Stored data:
____________

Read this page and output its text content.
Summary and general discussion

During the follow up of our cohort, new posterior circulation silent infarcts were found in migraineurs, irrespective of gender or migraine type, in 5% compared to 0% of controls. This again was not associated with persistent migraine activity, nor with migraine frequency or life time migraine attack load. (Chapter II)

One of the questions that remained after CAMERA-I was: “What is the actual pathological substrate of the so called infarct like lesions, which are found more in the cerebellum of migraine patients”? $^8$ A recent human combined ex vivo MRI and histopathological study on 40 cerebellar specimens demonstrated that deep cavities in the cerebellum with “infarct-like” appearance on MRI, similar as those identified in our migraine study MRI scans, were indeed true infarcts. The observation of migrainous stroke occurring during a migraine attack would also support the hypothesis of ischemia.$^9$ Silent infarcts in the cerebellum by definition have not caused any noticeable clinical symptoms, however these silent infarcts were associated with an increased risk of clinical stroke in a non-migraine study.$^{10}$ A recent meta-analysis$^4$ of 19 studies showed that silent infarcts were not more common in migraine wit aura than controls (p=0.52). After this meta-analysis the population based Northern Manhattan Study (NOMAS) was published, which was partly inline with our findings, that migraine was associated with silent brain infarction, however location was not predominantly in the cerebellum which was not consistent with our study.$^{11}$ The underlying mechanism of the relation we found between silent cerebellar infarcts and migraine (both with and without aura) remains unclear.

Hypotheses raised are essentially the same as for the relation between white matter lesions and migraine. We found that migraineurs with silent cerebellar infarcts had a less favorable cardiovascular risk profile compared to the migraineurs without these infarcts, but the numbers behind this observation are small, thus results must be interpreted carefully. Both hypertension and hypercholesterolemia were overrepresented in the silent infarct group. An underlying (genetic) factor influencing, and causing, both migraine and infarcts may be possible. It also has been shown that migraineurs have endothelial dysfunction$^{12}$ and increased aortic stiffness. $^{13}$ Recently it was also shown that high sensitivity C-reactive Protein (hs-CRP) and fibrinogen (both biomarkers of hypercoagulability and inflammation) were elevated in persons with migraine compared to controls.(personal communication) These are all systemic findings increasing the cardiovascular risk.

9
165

____________

- About this task
Reproduce, word for word, all of the entries above.

- Task result
Read this page and output its text content.
Summary and general discussion

During the follow up of our cohort, new posterior circulation silent infarcts were found in migraineurs, irrespective of gender or migraine type, in 5% compared to 0% of controls. This again was not associated with persistent migraine activity, nor with migraine frequency or life time migraine attack load. (Chapter II)

One of the questions that remained after CAMERA-I was: “What is the actual pathological substrate of the so called infarct like lesions, which are found more in the cerebellum of migraine patients”? $^8$ A recent human combined ex vivo MRI and histopathological study on 40 cerebellar specimens demonstrated that deep cavities in the cerebellum with “infarct-like” appearance on MRI, similar as those identified in our migraine study MRI scans, were indeed true infarcts. The observation of migrainous stroke occurring during a migraine attack would also support the hypothesis of ischemia.$^9$ Silent infarcts in the cerebellum by definition have not caused any noticeable clinical symptoms, however these silent infarcts were associated with an increased risk of clinical stroke in a non-migraine study.$^{10}$ A recent meta-analysis$^4$ of 19 studies showed that silent infarcts were not more common in migraine wit aura than controls (p=0.52). After this meta-analysis the population based Northern Manhattan Study (NOMAS) was published, which was partly inline with our findings, that migraine was associated with silent brain infarction, however location was not predominantly in the cerebellum which was not consistent with our study.$^{11}$ The underlying mechanism of the relation we found between silent cerebellar infarcts and migraine (both with and without aura) remains unclear.

Hypotheses raised are essentially the same as for the relation between white matter lesions and migraine. We found that migraineurs with silent cerebellar infarcts had a less favorable cardiovascular risk profile compared to the migraineurs without these infarcts, but the numbers behind this observation are small, thus results must be interpreted carefully. Both hypertension and hypercholesterolemia were overrepresented in the silent infarct group. An underlying (genetic) factor influencing, and causing, both migraine and infarcts may be possible. It also has been shown that migraineurs have endothelial dysfunction$^{12}$ and increased aortic stiffness. $^{13}$ Recently it was also shown that high sensitivity C-reactive Protein (hs-CRP) and fibrinogen (both biomarkers of hypercoagulability and inflammation) were elevated in persons with migraine compared to controls.(personal communication) These are all systemic findings increasing the cardiovascular risk.

9
165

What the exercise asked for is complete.